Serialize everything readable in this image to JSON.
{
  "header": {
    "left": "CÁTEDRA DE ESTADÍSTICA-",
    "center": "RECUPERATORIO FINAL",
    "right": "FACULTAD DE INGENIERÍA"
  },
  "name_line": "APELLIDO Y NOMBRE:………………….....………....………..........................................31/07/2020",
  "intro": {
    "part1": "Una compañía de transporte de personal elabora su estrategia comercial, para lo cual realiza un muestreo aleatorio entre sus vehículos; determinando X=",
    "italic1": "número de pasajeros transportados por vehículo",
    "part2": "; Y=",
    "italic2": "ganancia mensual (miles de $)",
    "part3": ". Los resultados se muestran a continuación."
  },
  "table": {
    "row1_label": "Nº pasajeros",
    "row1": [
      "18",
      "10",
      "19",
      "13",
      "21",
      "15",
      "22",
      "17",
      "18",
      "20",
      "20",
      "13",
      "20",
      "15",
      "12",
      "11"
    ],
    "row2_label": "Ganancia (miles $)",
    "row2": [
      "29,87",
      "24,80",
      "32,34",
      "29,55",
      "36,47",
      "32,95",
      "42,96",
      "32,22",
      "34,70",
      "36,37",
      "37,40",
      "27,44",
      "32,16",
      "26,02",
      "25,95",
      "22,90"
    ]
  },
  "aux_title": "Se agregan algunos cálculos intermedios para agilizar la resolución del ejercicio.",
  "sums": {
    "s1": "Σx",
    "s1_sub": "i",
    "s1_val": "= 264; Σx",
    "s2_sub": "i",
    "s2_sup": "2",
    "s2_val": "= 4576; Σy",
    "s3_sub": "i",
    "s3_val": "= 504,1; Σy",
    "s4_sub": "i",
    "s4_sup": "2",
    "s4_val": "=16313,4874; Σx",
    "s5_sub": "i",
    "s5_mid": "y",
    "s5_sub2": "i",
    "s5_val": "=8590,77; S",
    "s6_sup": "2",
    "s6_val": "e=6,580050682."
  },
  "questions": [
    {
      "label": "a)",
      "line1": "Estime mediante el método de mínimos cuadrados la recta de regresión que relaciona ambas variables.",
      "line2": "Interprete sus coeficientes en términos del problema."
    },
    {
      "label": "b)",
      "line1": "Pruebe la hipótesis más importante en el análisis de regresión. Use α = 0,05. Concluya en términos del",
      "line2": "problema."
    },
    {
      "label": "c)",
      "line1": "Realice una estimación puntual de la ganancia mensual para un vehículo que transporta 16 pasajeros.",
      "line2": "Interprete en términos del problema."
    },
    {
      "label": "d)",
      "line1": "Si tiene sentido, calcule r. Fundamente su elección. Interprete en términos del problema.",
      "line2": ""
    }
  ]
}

· · ·

■ WHAT YOU WILL DO ■
Copy every line in the records above that contains the word "regresión".

■ EXPECTED ANSWER ■
      "line1": "Estime mediante el método de mínimos cuadrados la recta de regresión que relaciona ambas variables.",
      "line1": "Pruebe la hipótesis más importante en el análisis de regresión. Use α = 0,05. Concluya en términos del",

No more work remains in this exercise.